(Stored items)
* Start *

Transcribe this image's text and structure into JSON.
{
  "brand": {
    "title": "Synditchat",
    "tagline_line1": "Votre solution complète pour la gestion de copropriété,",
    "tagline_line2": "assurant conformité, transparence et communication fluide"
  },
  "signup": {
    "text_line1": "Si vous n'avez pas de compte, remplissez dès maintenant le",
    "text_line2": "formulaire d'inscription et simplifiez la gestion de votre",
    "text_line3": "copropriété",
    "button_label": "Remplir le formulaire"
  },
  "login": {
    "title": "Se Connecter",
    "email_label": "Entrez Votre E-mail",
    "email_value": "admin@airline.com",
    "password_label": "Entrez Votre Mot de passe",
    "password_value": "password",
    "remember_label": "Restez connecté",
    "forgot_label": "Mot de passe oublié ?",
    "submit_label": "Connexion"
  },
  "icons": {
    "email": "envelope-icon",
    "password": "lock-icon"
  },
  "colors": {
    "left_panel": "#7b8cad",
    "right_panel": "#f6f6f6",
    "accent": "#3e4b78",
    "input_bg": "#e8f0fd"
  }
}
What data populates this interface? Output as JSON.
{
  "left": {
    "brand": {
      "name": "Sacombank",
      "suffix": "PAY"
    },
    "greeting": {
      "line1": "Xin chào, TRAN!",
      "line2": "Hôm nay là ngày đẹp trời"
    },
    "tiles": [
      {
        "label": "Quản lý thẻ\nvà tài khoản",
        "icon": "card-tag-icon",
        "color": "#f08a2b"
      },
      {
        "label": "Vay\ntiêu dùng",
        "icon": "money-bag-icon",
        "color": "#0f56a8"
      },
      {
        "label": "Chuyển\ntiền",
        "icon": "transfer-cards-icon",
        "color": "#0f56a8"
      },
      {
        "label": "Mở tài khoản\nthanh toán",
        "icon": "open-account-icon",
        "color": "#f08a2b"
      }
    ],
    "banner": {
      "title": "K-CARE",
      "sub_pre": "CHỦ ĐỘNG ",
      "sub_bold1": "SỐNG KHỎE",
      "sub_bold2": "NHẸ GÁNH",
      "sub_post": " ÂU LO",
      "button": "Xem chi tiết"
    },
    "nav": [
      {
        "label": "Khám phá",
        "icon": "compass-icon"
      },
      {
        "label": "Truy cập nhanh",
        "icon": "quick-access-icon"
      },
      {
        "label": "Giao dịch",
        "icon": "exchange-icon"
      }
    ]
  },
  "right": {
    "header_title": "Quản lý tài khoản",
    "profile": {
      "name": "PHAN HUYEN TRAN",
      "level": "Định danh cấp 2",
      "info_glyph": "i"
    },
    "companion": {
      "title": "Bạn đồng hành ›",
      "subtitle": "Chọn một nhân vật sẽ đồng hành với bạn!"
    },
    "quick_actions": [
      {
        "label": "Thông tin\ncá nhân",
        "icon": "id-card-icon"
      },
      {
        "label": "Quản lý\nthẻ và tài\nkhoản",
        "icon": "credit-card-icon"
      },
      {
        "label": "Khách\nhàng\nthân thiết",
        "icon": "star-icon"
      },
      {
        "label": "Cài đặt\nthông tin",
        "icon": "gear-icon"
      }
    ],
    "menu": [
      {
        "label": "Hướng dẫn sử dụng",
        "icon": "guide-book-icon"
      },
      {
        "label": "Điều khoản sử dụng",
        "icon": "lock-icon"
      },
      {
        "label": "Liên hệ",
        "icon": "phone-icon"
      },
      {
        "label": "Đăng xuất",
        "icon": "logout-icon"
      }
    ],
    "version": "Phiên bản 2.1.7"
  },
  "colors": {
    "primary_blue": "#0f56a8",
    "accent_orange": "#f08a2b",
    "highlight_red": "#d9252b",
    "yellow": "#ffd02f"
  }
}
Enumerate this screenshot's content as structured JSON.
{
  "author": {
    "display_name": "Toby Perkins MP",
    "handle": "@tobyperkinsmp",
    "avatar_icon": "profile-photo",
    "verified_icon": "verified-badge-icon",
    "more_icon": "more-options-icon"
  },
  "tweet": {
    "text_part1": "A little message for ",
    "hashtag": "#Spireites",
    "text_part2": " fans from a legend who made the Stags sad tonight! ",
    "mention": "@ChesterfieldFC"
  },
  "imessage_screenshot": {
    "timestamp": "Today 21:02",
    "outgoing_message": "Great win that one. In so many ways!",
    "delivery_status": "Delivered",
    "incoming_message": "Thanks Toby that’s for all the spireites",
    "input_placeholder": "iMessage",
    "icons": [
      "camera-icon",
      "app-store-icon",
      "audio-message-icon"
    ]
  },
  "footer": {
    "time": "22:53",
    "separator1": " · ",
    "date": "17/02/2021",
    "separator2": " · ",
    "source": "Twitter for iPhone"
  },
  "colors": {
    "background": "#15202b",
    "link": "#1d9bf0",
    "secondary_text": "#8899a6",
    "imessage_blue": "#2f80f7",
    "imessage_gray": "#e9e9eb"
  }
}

* End *

[AIM OF THE TASK]
Give the number of lines in the entries that include the string "nhân", and nothing more.

[RESULT FOR THIS TASK]
2